Repeat the listing in full, preserving every character.

- - -

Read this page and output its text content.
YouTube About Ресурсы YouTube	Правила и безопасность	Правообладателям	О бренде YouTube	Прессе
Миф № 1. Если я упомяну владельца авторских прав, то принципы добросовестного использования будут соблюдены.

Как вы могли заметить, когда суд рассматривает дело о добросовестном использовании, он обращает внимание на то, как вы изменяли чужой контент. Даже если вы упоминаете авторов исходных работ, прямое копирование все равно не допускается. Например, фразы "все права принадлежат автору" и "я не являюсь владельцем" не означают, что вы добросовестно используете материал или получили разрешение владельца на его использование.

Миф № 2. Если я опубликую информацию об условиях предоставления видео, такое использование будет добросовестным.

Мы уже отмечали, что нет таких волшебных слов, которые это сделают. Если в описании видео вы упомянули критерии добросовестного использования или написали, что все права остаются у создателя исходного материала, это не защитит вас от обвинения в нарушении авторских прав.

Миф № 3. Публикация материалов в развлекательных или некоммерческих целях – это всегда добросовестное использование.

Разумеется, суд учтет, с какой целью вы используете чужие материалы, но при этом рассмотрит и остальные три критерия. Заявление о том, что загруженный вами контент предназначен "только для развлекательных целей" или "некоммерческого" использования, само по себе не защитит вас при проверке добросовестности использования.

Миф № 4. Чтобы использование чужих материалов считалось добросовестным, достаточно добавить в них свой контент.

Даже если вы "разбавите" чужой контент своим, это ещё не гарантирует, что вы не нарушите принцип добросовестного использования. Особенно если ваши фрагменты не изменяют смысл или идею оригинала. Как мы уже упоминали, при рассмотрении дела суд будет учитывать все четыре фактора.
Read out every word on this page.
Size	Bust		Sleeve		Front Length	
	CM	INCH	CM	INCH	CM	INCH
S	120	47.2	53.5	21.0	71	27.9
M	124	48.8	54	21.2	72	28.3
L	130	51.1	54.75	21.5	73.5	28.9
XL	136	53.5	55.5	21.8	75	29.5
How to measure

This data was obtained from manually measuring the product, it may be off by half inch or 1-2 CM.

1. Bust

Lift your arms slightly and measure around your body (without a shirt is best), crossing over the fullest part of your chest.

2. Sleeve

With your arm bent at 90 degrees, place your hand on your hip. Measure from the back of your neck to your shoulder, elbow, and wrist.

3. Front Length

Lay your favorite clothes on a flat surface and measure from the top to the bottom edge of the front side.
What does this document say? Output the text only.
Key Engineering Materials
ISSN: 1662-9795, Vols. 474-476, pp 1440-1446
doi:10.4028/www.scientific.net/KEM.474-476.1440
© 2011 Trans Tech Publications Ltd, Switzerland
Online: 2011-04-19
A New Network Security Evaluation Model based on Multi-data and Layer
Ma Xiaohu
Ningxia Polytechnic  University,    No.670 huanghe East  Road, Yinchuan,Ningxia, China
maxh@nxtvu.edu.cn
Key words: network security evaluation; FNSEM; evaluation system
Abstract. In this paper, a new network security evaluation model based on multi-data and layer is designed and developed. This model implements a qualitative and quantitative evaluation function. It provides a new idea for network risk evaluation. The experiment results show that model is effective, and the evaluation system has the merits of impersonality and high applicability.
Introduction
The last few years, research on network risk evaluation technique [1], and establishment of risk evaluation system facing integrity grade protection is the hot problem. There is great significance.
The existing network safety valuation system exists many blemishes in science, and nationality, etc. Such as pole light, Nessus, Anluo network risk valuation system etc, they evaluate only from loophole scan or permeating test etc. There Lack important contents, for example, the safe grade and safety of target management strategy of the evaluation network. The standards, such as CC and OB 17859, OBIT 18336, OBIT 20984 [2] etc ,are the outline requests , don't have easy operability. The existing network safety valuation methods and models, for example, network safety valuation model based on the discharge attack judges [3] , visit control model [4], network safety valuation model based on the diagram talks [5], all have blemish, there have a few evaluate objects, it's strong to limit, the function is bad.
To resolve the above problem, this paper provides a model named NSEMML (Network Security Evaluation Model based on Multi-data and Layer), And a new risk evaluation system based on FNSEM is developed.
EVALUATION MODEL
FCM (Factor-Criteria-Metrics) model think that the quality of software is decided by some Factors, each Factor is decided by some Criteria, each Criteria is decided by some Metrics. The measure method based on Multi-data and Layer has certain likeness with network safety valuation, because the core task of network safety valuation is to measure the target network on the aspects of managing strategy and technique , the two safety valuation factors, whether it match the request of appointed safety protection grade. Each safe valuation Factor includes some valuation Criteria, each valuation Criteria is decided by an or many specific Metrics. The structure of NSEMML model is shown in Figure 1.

- - -

## Response to this exercise
Read this page and output its text content.
YouTube About Ресурсы YouTube	Правила и безопасность	Правообладателям	О бренде YouTube	Прессе
Миф № 1. Если я упомяну владельца авторских прав, то принципы добросовестного использования будут соблюдены.

Как вы могли заметить, когда суд рассматривает дело о добросовестном использовании, он обращает внимание на то, как вы изменяли чужой контент. Даже если вы упоминаете авторов исходных работ, прямое копирование все равно не допускается. Например, фразы "все права принадлежат автору" и "я не являюсь владельцем" не означают, что вы добросовестно используете материал или получили разрешение владельца на его использование.

Миф № 2. Если я опубликую информацию об условиях предоставления видео, такое использование будет добросовестным.

Мы уже отмечали, что нет таких волшебных слов, которые это сделают. Если в описании видео вы упомянули критерии добросовестного использования или написали, что все права остаются у создателя исходного материала, это не защитит вас от обвинения в нарушении авторских прав.

Миф № 3. Публикация материалов в развлекательных или некоммерческих целях – это всегда добросовестное использование.

Разумеется, суд учтет, с какой целью вы используете чужие материалы, но при этом рассмотрит и остальные три критерия. Заявление о том, что загруженный вами контент предназначен "только для развлекательных целей" или "некоммерческого" использования, само по себе не защитит вас при проверке добросовестности использования.

Миф № 4. Чтобы использование чужих материалов считалось добросовестным, достаточно добавить в них свой контент.

Даже если вы "разбавите" чужой контент своим, это ещё не гарантирует, что вы не нарушите принцип добросовестного использования. Особенно если ваши фрагменты не изменяют смысл или идею оригинала. Как мы уже упоминали, при рассмотрении дела суд будет учитывать все четыре фактора.
Read out every word on this page.
Size	Bust		Sleeve		Front Length	
	CM	INCH	CM	INCH	CM	INCH
S	120	47.2	53.5	21.0	71	27.9
M	124	48.8	54	21.2	72	28.3
L	130	51.1	54.75	21.5	73.5	28.9
XL	136	53.5	55.5	21.8	75	29.5
How to measure

This data was obtained from manually measuring the product, it may be off by half inch or 1-2 CM.

1. Bust

Lift your arms slightly and measure around your body (without a shirt is best), crossing over the fullest part of your chest.

2. Sleeve

With your arm bent at 90 degrees, place your hand on your hip. Measure from the back of your neck to your shoulder, elbow, and wrist.

3. Front Length

Lay your favorite clothes on a flat surface and measure from the top to the bottom edge of the front side.
What does this document say? Output the text only.
Key Engineering Materials
ISSN: 1662-9795, Vols. 474-476, pp 1440-1446
doi:10.4028/www.scientific.net/KEM.474-476.1440
© 2011 Trans Tech Publications Ltd, Switzerland
Online: 2011-04-19
A New Network Security Evaluation Model based on Multi-data and Layer
Ma Xiaohu
Ningxia Polytechnic  University,    No.670 huanghe East  Road, Yinchuan,Ningxia, China
maxh@nxtvu.edu.cn
Key words: network security evaluation; FNSEM; evaluation system
Abstract. In this paper, a new network security evaluation model based on multi-data and layer is designed and developed. This model implements a qualitative and quantitative evaluation function. It provides a new idea for network risk evaluation. The experiment results show that model is effective, and the evaluation system has the merits of impersonality and high applicability.
Introduction
The last few years, research on network risk evaluation technique [1], and establishment of risk evaluation system facing integrity grade protection is the hot problem. There is great significance.
The existing network safety valuation system exists many blemishes in science, and nationality, etc. Such as pole light, Nessus, Anluo network risk valuation system etc, they evaluate only from loophole scan or permeating test etc. There Lack important contents, for example, the safe grade and safety of target management strategy of the evaluation network. The standards, such as CC and OB 17859, OBIT 18336, OBIT 20984 [2] etc ,are the outline requests , don't have easy operability. The existing network safety valuation methods and models, for example, network safety valuation model based on the discharge attack judges [3] , visit control model [4], network safety valuation model based on the diagram talks [5], all have blemish, there have a few evaluate objects, it's strong to limit, the function is bad.
To resolve the above problem, this paper provides a model named NSEMML (Network Security Evaluation Model based on Multi-data and Layer), And a new risk evaluation system based on FNSEM is developed.
EVALUATION MODEL
FCM (Factor-Criteria-Metrics) model think that the quality of software is decided by some Factors, each Factor is decided by some Criteria, each Criteria is decided by some Metrics. The measure method based on Multi-data and Layer has certain likeness with network safety valuation, because the core task of network safety valuation is to measure the target network on the aspects of managing strategy and technique , the two safety valuation factors, whether it match the request of appointed safety protection grade. Each safe valuation Factor includes some valuation Criteria, each valuation Criteria is decided by an or many specific Metrics. The structure of NSEMML model is shown in Figure 1.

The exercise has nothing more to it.